Challenge:
Restate the material word for word and leave out anything that is a picture.

Material provided:

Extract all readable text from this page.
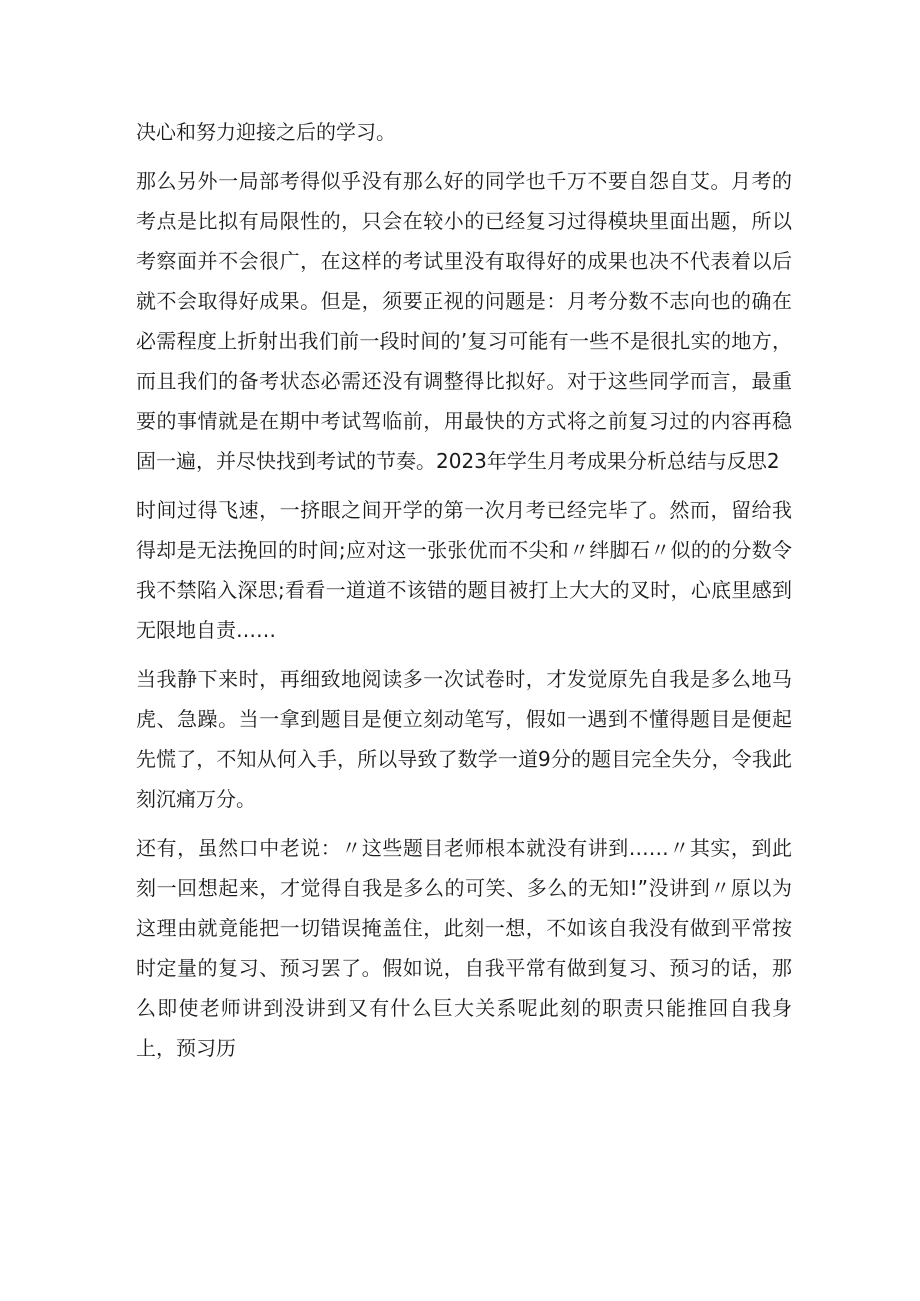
决心和努力迎接之后的学习。

那么另外一局部考得似乎没有那么好的同学也千万不要自怨自艾。月考的考点是比拟有局限性的，只会在较小的已经复习过得模块里面出题，所以考察面并不会很广，在这样的考试里没有取得好的成果也决不代表着以后就不会取得好成果。但是，须要正视的问题是：月考分数不志向也的确在必需程度上折射出我们前一段时间的’复习可能有一些不是很扎实的地方，而且我们的备考状态必需还没有调整得比拟好。对于这些同学而言，最重要的事情就是在期中考试驾临前，用最快的方式将之前复习过的内容再稳固一遍，并尽快找到考试的节奏。2023年学生月考成果分析总结与反思2

时间过得飞速，一挤眼之间开学的第一次月考已经完毕了。然而，留给我得却是无法挽回的时间;应对这一张张优而不尖和〃绊脚石〃似的的分数令我不禁陷入深思;看看一道道不该错的题目被打上大大的叉时，心底里感到无限地自责……

当我静下来时，再细致地阅读多一次试卷时，才发觉原先自我是多么地马虎、急躁。当一拿到题目是便立刻动笔写，假如一遇到不懂得题目是便起先慌了，不知从何入手，所以导致了数学一道9分的题目完全失分，令我此刻沉痛万分。

还有，虽然口中老说：〃这些题目老师根本就没有讲到……〃其实，到此刻一回想起来，才觉得自我是多么的可笑、多么的无知!”没讲到〃原以为这理由就竟能把一切错误掩盖住，此刻一想，不如该自我没有做到平常按时定量的复习、预习罢了。假如说，自我平常有做到复习、预习的话，那么即使老师讲到没讲到又有什么巨大关系呢此刻的职责只能推回自我身上，预习历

In response:
Extract all readable text from this page.
决心和努力迎接之后的学习。

那么另外一局部考得似乎没有那么好的同学也千万不要自怨自艾。月考的考点是比拟有局限性的，只会在较小的已经复习过得模块里面出题，所以考察面并不会很广，在这样的考试里没有取得好的成果也决不代表着以后就不会取得好成果。但是，须要正视的问题是：月考分数不志向也的确在必需程度上折射出我们前一段时间的’复习可能有一些不是很扎实的地方，而且我们的备考状态必需还没有调整得比拟好。对于这些同学而言，最重要的事情就是在期中考试驾临前，用最快的方式将之前复习过的内容再稳固一遍，并尽快找到考试的节奏。2023年学生月考成果分析总结与反思2

时间过得飞速，一挤眼之间开学的第一次月考已经完毕了。然而，留给我得却是无法挽回的时间;应对这一张张优而不尖和〃绊脚石〃似的的分数令我不禁陷入深思;看看一道道不该错的题目被打上大大的叉时，心底里感到无限地自责……

当我静下来时，再细致地阅读多一次试卷时，才发觉原先自我是多么地马虎、急躁。当一拿到题目是便立刻动笔写，假如一遇到不懂得题目是便起先慌了，不知从何入手，所以导致了数学一道9分的题目完全失分，令我此刻沉痛万分。

还有，虽然口中老说：〃这些题目老师根本就没有讲到……〃其实，到此刻一回想起来，才觉得自我是多么的可笑、多么的无知!”没讲到〃原以为这理由就竟能把一切错误掩盖住，此刻一想，不如该自我没有做到平常按时定量的复习、预习罢了。假如说，自我平常有做到复习、预习的话，那么即使老师讲到没讲到又有什么巨大关系呢此刻的职责只能推回自我身上，预习历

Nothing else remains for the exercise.